* start Task inputs *
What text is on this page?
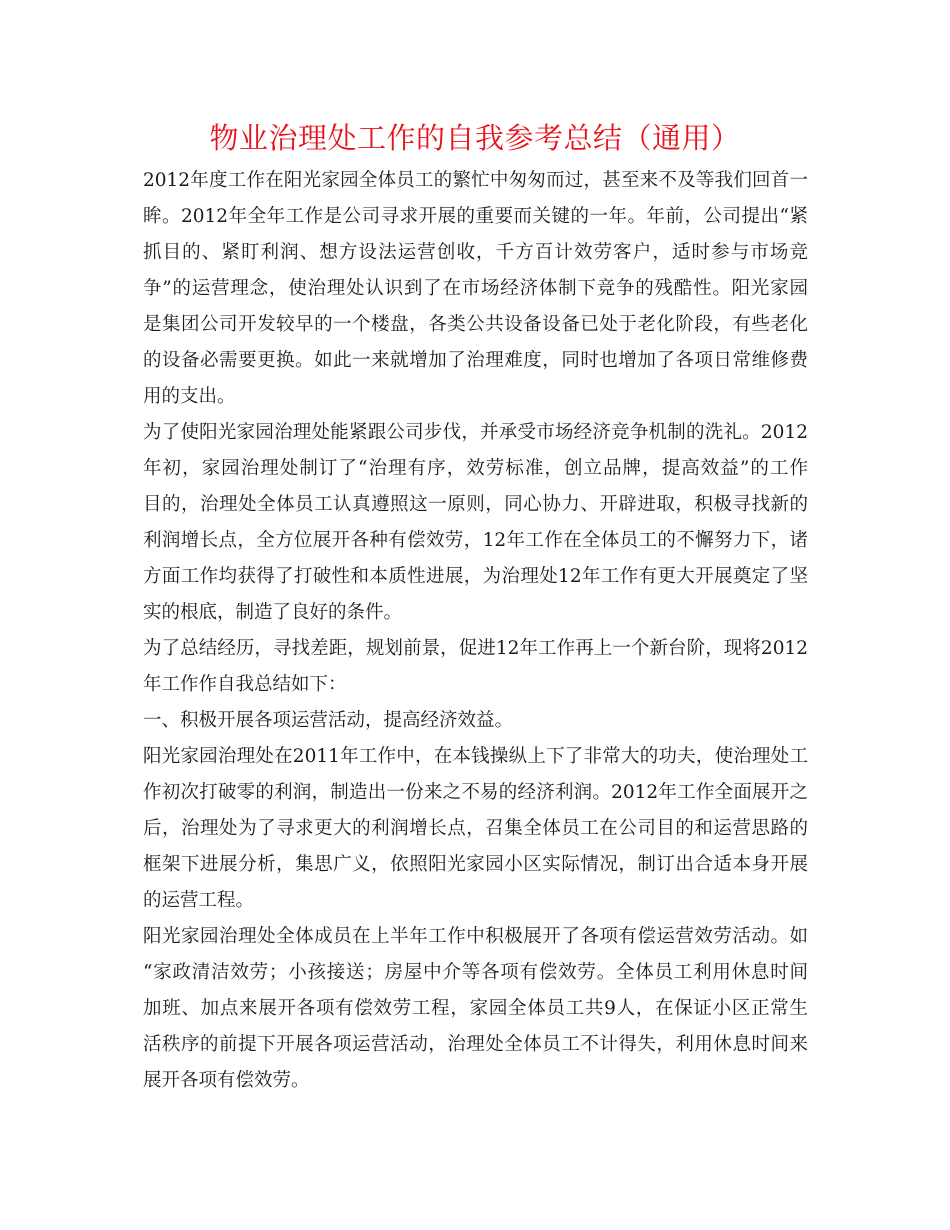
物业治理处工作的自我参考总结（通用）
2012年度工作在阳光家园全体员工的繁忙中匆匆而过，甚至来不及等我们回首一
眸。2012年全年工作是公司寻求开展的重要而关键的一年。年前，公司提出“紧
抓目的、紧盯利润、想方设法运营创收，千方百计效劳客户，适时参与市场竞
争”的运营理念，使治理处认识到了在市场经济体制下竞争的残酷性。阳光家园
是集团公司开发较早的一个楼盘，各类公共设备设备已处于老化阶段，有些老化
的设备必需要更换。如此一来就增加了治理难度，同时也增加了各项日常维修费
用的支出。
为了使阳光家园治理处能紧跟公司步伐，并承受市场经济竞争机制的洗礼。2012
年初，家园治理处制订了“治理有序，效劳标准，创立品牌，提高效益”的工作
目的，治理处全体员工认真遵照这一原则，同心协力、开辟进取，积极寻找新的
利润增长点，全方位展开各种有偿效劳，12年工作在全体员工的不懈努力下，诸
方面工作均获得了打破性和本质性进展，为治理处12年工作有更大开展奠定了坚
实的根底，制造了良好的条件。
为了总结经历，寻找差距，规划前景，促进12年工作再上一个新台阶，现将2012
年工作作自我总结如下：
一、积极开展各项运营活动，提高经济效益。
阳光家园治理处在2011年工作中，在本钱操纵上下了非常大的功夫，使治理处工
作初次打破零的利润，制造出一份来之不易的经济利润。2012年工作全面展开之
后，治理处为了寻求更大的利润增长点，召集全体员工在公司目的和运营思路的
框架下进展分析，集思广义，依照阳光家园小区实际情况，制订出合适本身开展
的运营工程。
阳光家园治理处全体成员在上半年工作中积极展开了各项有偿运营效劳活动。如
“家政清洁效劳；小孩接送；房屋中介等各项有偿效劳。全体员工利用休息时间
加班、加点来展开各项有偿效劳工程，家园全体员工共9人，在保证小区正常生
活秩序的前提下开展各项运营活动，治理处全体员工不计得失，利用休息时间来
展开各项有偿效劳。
* end Task inputs *
**What you are asked to do:** Retype the listing exactly. Pictures do not belong in the copy.

**Exercise answer:**
What text is on this page?
物业治理处工作的自我参考总结（通用）
2012年度工作在阳光家园全体员工的繁忙中匆匆而过，甚至来不及等我们回首一
眸。2012年全年工作是公司寻求开展的重要而关键的一年。年前，公司提出“紧
抓目的、紧盯利润、想方设法运营创收，千方百计效劳客户，适时参与市场竞
争”的运营理念，使治理处认识到了在市场经济体制下竞争的残酷性。阳光家园
是集团公司开发较早的一个楼盘，各类公共设备设备已处于老化阶段，有些老化
的设备必需要更换。如此一来就增加了治理难度，同时也增加了各项日常维修费
用的支出。
为了使阳光家园治理处能紧跟公司步伐，并承受市场经济竞争机制的洗礼。2012
年初，家园治理处制订了“治理有序，效劳标准，创立品牌，提高效益”的工作
目的，治理处全体员工认真遵照这一原则，同心协力、开辟进取，积极寻找新的
利润增长点，全方位展开各种有偿效劳，12年工作在全体员工的不懈努力下，诸
方面工作均获得了打破性和本质性进展，为治理处12年工作有更大开展奠定了坚
实的根底，制造了良好的条件。
为了总结经历，寻找差距，规划前景，促进12年工作再上一个新台阶，现将2012
年工作作自我总结如下：
一、积极开展各项运营活动，提高经济效益。
阳光家园治理处在2011年工作中，在本钱操纵上下了非常大的功夫，使治理处工
作初次打破零的利润，制造出一份来之不易的经济利润。2012年工作全面展开之
后，治理处为了寻求更大的利润增长点，召集全体员工在公司目的和运营思路的
框架下进展分析，集思广义，依照阳光家园小区实际情况，制订出合适本身开展
的运营工程。
阳光家园治理处全体成员在上半年工作中积极展开了各项有偿运营效劳活动。如
“家政清洁效劳；小孩接送；房屋中介等各项有偿效劳。全体员工利用休息时间
加班、加点来展开各项有偿效劳工程，家园全体员工共9人，在保证小区正常生
活秩序的前提下开展各项运营活动，治理处全体员工不计得失，利用休息时间来
展开各项有偿效劳。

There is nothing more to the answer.